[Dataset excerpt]

<<<<

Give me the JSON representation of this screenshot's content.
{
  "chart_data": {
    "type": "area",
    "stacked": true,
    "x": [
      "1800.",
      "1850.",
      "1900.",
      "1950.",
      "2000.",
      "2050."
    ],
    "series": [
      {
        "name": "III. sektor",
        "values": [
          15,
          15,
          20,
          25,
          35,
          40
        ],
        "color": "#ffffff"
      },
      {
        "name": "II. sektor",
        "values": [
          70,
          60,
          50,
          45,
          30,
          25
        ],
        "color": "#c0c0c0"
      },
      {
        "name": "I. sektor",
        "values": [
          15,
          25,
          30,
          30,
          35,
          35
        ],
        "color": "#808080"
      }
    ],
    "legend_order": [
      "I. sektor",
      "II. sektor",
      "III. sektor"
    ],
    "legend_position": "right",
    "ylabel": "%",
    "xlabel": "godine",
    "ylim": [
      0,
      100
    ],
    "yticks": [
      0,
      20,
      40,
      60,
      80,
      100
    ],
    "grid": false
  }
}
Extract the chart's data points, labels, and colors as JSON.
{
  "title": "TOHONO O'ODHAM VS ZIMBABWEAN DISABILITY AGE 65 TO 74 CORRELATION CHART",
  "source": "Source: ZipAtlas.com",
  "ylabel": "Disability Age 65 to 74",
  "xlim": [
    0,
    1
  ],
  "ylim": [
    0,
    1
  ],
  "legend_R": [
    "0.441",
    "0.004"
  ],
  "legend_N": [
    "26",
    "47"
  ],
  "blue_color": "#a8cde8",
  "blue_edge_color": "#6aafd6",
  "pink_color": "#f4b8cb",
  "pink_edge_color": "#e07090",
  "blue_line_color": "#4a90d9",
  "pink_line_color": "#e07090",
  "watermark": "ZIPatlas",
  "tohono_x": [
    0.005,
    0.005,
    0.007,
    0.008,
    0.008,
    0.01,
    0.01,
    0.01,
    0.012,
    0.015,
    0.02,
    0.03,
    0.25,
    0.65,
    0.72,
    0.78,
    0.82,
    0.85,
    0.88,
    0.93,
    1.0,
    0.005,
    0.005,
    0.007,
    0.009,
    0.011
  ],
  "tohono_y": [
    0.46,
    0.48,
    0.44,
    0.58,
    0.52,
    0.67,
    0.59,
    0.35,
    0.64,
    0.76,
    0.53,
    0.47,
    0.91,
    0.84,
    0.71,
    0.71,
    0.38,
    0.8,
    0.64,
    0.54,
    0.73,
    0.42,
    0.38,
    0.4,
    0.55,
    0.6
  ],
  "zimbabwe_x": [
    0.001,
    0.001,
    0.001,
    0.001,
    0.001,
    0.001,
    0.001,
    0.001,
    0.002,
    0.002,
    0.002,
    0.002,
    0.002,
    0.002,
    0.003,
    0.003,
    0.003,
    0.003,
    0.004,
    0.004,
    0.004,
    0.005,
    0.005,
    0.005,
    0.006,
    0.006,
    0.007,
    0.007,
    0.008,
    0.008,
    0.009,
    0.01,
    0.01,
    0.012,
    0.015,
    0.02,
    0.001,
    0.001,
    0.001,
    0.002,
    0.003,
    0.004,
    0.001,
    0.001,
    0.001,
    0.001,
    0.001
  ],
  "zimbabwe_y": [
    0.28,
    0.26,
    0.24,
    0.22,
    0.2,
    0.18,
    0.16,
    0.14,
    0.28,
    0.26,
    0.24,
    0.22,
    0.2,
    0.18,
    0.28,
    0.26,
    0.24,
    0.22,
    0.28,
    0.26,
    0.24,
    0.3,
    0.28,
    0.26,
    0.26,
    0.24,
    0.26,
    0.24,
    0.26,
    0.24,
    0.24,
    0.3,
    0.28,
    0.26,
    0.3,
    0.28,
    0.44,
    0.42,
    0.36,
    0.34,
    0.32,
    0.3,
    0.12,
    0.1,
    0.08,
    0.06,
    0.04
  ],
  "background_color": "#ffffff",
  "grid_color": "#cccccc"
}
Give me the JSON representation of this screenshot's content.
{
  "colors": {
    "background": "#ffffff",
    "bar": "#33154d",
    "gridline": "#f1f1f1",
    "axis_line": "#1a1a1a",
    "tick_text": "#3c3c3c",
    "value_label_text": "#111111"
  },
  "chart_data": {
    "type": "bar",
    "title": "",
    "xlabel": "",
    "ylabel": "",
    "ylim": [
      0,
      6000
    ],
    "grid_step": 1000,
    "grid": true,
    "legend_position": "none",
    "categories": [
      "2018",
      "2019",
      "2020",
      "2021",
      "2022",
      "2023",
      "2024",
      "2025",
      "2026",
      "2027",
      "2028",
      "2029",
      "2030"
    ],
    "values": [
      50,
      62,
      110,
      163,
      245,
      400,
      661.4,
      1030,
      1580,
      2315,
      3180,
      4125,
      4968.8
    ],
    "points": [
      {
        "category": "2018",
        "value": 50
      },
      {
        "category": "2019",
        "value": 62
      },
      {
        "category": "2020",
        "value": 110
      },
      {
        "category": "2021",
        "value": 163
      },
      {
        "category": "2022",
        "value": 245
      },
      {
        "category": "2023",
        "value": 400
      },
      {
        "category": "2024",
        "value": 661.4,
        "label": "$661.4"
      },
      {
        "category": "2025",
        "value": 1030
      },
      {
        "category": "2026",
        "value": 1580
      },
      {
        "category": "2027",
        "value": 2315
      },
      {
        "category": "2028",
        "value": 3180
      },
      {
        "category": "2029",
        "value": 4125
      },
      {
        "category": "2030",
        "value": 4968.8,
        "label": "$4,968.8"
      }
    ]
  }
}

>>>>

## WHAT THE TASK REQUIRES
Once more, set down the full listing, verbatim.

## RESULT OF THE EXERCISE
Give me the JSON representation of this screenshot's content.
{
  "chart_data": {
    "type": "area",
    "stacked": true,
    "x": [
      "1800.",
      "1850.",
      "1900.",
      "1950.",
      "2000.",
      "2050."
    ],
    "series": [
      {
        "name": "III. sektor",
        "values": [
          15,
          15,
          20,
          25,
          35,
          40
        ],
        "color": "#ffffff"
      },
      {
        "name": "II. sektor",
        "values": [
          70,
          60,
          50,
          45,
          30,
          25
        ],
        "color": "#c0c0c0"
      },
      {
        "name": "I. sektor",
        "values": [
          15,
          25,
          30,
          30,
          35,
          35
        ],
        "color": "#808080"
      }
    ],
    "legend_order": [
      "I. sektor",
      "II. sektor",
      "III. sektor"
    ],
    "legend_position": "right",
    "ylabel": "%",
    "xlabel": "godine",
    "ylim": [
      0,
      100
    ],
    "yticks": [
      0,
      20,
      40,
      60,
      80,
      100
    ],
    "grid": false
  }
}
Extract the chart's data points, labels, and colors as JSON.
{
  "title": "TOHONO O'ODHAM VS ZIMBABWEAN DISABILITY AGE 65 TO 74 CORRELATION CHART",
  "source": "Source: ZipAtlas.com",
  "ylabel": "Disability Age 65 to 74",
  "xlim": [
    0,
    1
  ],
  "ylim": [
    0,
    1
  ],
  "legend_R": [
    "0.441",
    "0.004"
  ],
  "legend_N": [
    "26",
    "47"
  ],
  "blue_color": "#a8cde8",
  "blue_edge_color": "#6aafd6",
  "pink_color": "#f4b8cb",
  "pink_edge_color": "#e07090",
  "blue_line_color": "#4a90d9",
  "pink_line_color": "#e07090",
  "watermark": "ZIPatlas",
  "tohono_x": [
    0.005,
    0.005,
    0.007,
    0.008,
    0.008,
    0.01,
    0.01,
    0.01,
    0.012,
    0.015,
    0.02,
    0.03,
    0.25,
    0.65,
    0.72,
    0.78,
    0.82,
    0.85,
    0.88,
    0.93,
    1.0,
    0.005,
    0.005,
    0.007,
    0.009,
    0.011
  ],
  "tohono_y": [
    0.46,
    0.48,
    0.44,
    0.58,
    0.52,
    0.67,
    0.59,
    0.35,
    0.64,
    0.76,
    0.53,
    0.47,
    0.91,
    0.84,
    0.71,
    0.71,
    0.38,
    0.8,
    0.64,
    0.54,
    0.73,
    0.42,
    0.38,
    0.4,
    0.55,
    0.6
  ],
  "zimbabwe_x": [
    0.001,
    0.001,
    0.001,
    0.001,
    0.001,
    0.001,
    0.001,
    0.001,
    0.002,
    0.002,
    0.002,
    0.002,
    0.002,
    0.002,
    0.003,
    0.003,
    0.003,
    0.003,
    0.004,
    0.004,
    0.004,
    0.005,
    0.005,
    0.005,
    0.006,
    0.006,
    0.007,
    0.007,
    0.008,
    0.008,
    0.009,
    0.01,
    0.01,
    0.012,
    0.015,
    0.02,
    0.001,
    0.001,
    0.001,
    0.002,
    0.003,
    0.004,
    0.001,
    0.001,
    0.001,
    0.001,
    0.001
  ],
  "zimbabwe_y": [
    0.28,
    0.26,
    0.24,
    0.22,
    0.2,
    0.18,
    0.16,
    0.14,
    0.28,
    0.26,
    0.24,
    0.22,
    0.2,
    0.18,
    0.28,
    0.26,
    0.24,
    0.22,
    0.28,
    0.26,
    0.24,
    0.3,
    0.28,
    0.26,
    0.26,
    0.24,
    0.26,
    0.24,
    0.26,
    0.24,
    0.24,
    0.3,
    0.28,
    0.26,
    0.3,
    0.28,
    0.44,
    0.42,
    0.36,
    0.34,
    0.32,
    0.3,
    0.12,
    0.1,
    0.08,
    0.06,
    0.04
  ],
  "background_color": "#ffffff",
  "grid_color": "#cccccc"
}
Give me the JSON representation of this screenshot's content.
{
  "colors": {
    "background": "#ffffff",
    "bar": "#33154d",
    "gridline": "#f1f1f1",
    "axis_line": "#1a1a1a",
    "tick_text": "#3c3c3c",
    "value_label_text": "#111111"
  },
  "chart_data": {
    "type": "bar",
    "title": "",
    "xlabel": "",
    "ylabel": "",
    "ylim": [
      0,
      6000
    ],
    "grid_step": 1000,
    "grid": true,
    "legend_position": "none",
    "categories": [
      "2018",
      "2019",
      "2020",
      "2021",
      "2022",
      "2023",
      "2024",
      "2025",
      "2026",
      "2027",
      "2028",
      "2029",
      "2030"
    ],
    "values": [
      50,
      62,
      110,
      163,
      245,
      400,
      661.4,
      1030,
      1580,
      2315,
      3180,
      4125,
      4968.8
    ],
    "points": [
      {
        "category": "2018",
        "value": 50
      },
      {
        "category": "2019",
        "value": 62
      },
      {
        "category": "2020",
        "value": 110
      },
      {
        "category": "2021",
        "value": 163
      },
      {
        "category": "2022",
        "value": 245
      },
      {
        "category": "2023",
        "value": 400
      },
      {
        "category": "2024",
        "value": 661.4,
        "label": "$661.4"
      },
      {
        "category": "2025",
        "value": 1030
      },
      {
        "category": "2026",
        "value": 1580
      },
      {
        "category": "2027",
        "value": 2315
      },
      {
        "category": "2028",
        "value": 3180
      },
      {
        "category": "2029",
        "value": 4125
      },
      {
        "category": "2030",
        "value": 4968.8,
        "label": "$4,968.8"
      }
    ]
  }
}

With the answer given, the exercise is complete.